### DESCRIPTION OF THE TASK
Copy out the lines that include the word "Recreativa".

════════════════════

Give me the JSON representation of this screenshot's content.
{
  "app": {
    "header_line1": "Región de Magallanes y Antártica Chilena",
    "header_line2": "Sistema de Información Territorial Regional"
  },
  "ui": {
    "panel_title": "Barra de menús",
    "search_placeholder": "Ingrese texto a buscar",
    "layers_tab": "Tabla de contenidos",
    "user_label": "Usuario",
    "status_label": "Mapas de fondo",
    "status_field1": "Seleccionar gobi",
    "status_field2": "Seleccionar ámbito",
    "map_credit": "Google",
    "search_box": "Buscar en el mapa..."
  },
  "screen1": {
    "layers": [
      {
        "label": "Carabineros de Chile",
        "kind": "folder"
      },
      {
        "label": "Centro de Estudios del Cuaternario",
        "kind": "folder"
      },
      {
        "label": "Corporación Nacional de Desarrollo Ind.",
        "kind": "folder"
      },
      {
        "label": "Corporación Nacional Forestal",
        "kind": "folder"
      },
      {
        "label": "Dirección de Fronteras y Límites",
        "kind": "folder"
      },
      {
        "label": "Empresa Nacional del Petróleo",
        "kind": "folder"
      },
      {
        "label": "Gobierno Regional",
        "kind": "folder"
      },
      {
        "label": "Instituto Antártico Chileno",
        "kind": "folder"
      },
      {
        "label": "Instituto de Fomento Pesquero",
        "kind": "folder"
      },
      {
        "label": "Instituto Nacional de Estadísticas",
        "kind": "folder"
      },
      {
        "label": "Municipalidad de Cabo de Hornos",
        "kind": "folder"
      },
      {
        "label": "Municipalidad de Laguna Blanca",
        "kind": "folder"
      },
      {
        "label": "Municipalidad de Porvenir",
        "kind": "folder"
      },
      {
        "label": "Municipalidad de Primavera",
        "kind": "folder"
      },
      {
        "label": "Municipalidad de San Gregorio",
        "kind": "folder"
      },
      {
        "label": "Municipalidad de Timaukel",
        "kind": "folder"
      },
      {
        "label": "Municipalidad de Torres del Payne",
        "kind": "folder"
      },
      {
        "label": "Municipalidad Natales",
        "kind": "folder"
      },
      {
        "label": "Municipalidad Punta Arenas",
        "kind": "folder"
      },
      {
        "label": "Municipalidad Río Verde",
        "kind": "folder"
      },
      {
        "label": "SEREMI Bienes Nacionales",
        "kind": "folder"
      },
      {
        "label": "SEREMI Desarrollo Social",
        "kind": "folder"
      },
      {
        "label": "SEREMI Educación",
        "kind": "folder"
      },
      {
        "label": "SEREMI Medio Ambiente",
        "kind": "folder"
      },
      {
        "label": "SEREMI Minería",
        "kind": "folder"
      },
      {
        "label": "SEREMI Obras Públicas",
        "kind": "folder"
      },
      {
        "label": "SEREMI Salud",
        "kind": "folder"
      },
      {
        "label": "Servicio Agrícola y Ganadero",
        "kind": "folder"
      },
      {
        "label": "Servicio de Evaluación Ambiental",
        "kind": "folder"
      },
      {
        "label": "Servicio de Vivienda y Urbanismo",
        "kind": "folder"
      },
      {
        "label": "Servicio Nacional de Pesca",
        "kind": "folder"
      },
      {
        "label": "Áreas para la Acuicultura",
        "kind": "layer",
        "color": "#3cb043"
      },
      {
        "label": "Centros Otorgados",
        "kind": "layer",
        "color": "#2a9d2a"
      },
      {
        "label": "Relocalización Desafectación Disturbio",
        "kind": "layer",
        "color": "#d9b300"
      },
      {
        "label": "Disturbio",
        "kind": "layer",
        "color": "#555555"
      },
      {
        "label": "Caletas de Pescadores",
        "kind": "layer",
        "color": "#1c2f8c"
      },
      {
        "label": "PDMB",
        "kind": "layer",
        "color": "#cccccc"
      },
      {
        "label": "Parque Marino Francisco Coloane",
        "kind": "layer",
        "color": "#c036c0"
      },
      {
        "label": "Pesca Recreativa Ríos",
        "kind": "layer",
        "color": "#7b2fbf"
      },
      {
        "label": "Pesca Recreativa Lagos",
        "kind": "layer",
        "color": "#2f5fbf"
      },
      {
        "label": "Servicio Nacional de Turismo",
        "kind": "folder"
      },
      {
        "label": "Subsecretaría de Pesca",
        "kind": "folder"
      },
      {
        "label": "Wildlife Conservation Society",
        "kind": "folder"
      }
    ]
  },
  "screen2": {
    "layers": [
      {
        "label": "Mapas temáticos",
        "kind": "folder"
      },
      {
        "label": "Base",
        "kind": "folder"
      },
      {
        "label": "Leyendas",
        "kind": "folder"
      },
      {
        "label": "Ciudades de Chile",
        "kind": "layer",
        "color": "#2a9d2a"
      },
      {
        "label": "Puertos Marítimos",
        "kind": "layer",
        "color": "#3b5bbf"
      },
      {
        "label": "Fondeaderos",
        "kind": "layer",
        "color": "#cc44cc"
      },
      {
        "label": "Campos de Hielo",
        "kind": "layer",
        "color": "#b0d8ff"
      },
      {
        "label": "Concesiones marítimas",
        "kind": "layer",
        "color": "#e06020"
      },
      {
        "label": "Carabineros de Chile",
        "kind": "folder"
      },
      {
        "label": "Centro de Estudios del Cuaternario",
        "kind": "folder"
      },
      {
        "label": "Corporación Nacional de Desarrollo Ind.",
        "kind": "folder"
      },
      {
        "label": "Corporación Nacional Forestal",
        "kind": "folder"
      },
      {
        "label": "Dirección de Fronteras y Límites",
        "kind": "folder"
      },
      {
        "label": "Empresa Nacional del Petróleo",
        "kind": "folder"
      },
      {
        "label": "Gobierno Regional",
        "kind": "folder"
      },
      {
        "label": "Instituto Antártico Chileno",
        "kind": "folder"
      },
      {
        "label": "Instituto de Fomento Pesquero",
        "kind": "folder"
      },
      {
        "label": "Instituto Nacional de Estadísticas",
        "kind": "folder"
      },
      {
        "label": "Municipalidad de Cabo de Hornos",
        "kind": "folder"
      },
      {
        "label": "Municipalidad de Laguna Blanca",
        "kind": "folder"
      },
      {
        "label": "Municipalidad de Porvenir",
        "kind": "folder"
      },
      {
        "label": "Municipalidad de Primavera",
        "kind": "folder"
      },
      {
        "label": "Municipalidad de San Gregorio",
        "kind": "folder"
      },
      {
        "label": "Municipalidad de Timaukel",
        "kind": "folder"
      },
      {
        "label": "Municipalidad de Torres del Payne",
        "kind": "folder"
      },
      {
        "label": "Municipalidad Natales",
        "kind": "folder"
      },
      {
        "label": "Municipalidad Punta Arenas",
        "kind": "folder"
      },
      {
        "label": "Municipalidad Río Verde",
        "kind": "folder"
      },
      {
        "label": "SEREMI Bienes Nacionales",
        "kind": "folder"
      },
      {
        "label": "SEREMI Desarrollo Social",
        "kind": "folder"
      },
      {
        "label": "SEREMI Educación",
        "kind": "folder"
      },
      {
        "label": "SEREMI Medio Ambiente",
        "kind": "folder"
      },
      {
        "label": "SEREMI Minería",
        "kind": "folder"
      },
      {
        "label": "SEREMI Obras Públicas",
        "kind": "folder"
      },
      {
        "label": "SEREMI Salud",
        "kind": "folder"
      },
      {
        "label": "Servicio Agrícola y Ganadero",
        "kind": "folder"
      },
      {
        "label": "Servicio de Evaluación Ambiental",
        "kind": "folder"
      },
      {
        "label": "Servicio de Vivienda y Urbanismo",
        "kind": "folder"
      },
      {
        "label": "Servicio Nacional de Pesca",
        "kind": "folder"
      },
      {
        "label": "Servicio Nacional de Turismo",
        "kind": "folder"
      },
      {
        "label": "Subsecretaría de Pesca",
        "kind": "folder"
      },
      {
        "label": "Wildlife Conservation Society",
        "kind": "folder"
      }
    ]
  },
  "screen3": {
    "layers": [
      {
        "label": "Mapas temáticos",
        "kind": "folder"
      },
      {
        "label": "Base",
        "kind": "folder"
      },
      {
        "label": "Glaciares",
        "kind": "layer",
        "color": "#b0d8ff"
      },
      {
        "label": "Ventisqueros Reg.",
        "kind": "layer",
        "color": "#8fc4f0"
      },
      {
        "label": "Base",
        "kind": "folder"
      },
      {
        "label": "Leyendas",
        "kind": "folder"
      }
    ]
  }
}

════════════════════

### FULL SOLUTION
        "label": "Pesca Recreativa Ríos",
        "label": "Pesca Recreativa Lagos",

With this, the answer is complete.